▶ **Stated exercise**: Quote all of the data below exactly, please.

>> start Task data

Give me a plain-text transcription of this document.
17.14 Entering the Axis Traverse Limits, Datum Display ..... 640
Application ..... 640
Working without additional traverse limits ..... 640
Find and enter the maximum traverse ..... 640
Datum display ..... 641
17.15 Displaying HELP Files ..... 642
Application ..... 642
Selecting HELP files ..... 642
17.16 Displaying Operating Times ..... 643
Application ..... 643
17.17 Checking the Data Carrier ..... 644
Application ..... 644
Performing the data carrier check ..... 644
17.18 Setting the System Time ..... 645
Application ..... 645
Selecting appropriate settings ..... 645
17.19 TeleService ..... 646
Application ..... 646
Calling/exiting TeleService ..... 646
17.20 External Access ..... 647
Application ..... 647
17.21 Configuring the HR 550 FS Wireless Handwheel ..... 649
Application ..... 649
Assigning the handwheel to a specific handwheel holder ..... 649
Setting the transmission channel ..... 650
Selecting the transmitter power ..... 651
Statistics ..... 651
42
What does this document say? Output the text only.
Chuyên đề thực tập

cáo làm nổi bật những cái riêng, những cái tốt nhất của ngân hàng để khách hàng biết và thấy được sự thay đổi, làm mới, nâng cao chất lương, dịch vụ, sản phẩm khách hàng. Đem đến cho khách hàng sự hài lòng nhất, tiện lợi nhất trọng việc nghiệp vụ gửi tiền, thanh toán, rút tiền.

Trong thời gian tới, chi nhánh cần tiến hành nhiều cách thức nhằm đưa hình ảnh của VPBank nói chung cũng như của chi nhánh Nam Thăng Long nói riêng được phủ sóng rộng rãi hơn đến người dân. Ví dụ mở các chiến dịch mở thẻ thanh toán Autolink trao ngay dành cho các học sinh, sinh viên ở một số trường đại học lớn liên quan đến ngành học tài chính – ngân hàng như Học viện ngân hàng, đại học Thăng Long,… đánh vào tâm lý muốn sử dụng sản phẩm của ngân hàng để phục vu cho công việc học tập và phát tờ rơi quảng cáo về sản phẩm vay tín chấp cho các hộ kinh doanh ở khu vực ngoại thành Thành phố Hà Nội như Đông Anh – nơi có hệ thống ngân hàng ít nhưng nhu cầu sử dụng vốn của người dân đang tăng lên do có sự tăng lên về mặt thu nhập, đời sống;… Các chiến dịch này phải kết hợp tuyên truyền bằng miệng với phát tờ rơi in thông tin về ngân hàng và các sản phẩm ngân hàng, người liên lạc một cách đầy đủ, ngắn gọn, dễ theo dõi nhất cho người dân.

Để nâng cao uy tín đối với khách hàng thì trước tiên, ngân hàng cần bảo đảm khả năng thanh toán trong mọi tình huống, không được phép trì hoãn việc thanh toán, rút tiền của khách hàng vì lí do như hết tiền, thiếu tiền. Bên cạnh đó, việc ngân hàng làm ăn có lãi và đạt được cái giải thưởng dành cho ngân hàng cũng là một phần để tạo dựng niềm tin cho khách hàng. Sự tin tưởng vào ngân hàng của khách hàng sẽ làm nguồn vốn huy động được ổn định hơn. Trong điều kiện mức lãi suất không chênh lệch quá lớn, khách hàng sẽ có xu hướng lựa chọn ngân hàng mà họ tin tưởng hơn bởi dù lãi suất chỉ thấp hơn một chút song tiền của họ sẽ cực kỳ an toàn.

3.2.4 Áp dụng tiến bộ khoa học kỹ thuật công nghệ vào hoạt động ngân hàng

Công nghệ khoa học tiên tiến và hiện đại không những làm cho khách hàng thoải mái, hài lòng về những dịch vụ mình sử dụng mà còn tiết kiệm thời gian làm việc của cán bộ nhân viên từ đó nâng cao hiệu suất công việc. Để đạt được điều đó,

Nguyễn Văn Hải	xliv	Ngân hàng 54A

>> end Task data

▶ **Correct response**:
Give me a plain-text transcription of this document.
17.14 Entering the Axis Traverse Limits, Datum Display ..... 640
Application ..... 640
Working without additional traverse limits ..... 640
Find and enter the maximum traverse ..... 640
Datum display ..... 641
17.15 Displaying HELP Files ..... 642
Application ..... 642
Selecting HELP files ..... 642
17.16 Displaying Operating Times ..... 643
Application ..... 643
17.17 Checking the Data Carrier ..... 644
Application ..... 644
Performing the data carrier check ..... 644
17.18 Setting the System Time ..... 645
Application ..... 645
Selecting appropriate settings ..... 645
17.19 TeleService ..... 646
Application ..... 646
Calling/exiting TeleService ..... 646
17.20 External Access ..... 647
Application ..... 647
17.21 Configuring the HR 550 FS Wireless Handwheel ..... 649
Application ..... 649
Assigning the handwheel to a specific handwheel holder ..... 649
Setting the transmission channel ..... 650
Selecting the transmitter power ..... 651
Statistics ..... 651
42
What does this document say? Output the text only.
Chuyên đề thực tập

cáo làm nổi bật những cái riêng, những cái tốt nhất của ngân hàng để khách hàng biết và thấy được sự thay đổi, làm mới, nâng cao chất lương, dịch vụ, sản phẩm khách hàng. Đem đến cho khách hàng sự hài lòng nhất, tiện lợi nhất trọng việc nghiệp vụ gửi tiền, thanh toán, rút tiền.

Trong thời gian tới, chi nhánh cần tiến hành nhiều cách thức nhằm đưa hình ảnh của VPBank nói chung cũng như của chi nhánh Nam Thăng Long nói riêng được phủ sóng rộng rãi hơn đến người dân. Ví dụ mở các chiến dịch mở thẻ thanh toán Autolink trao ngay dành cho các học sinh, sinh viên ở một số trường đại học lớn liên quan đến ngành học tài chính – ngân hàng như Học viện ngân hàng, đại học Thăng Long,… đánh vào tâm lý muốn sử dụng sản phẩm của ngân hàng để phục vu cho công việc học tập và phát tờ rơi quảng cáo về sản phẩm vay tín chấp cho các hộ kinh doanh ở khu vực ngoại thành Thành phố Hà Nội như Đông Anh – nơi có hệ thống ngân hàng ít nhưng nhu cầu sử dụng vốn của người dân đang tăng lên do có sự tăng lên về mặt thu nhập, đời sống;… Các chiến dịch này phải kết hợp tuyên truyền bằng miệng với phát tờ rơi in thông tin về ngân hàng và các sản phẩm ngân hàng, người liên lạc một cách đầy đủ, ngắn gọn, dễ theo dõi nhất cho người dân.

Để nâng cao uy tín đối với khách hàng thì trước tiên, ngân hàng cần bảo đảm khả năng thanh toán trong mọi tình huống, không được phép trì hoãn việc thanh toán, rút tiền của khách hàng vì lí do như hết tiền, thiếu tiền. Bên cạnh đó, việc ngân hàng làm ăn có lãi và đạt được cái giải thưởng dành cho ngân hàng cũng là một phần để tạo dựng niềm tin cho khách hàng. Sự tin tưởng vào ngân hàng của khách hàng sẽ làm nguồn vốn huy động được ổn định hơn. Trong điều kiện mức lãi suất không chênh lệch quá lớn, khách hàng sẽ có xu hướng lựa chọn ngân hàng mà họ tin tưởng hơn bởi dù lãi suất chỉ thấp hơn một chút song tiền của họ sẽ cực kỳ an toàn.

3.2.4 Áp dụng tiến bộ khoa học kỹ thuật công nghệ vào hoạt động ngân hàng

Công nghệ khoa học tiên tiến và hiện đại không những làm cho khách hàng thoải mái, hài lòng về những dịch vụ mình sử dụng mà còn tiết kiệm thời gian làm việc của cán bộ nhân viên từ đó nâng cao hiệu suất công việc. Để đạt được điều đó,

Nguyễn Văn Hải	xliv	Ngân hàng 54A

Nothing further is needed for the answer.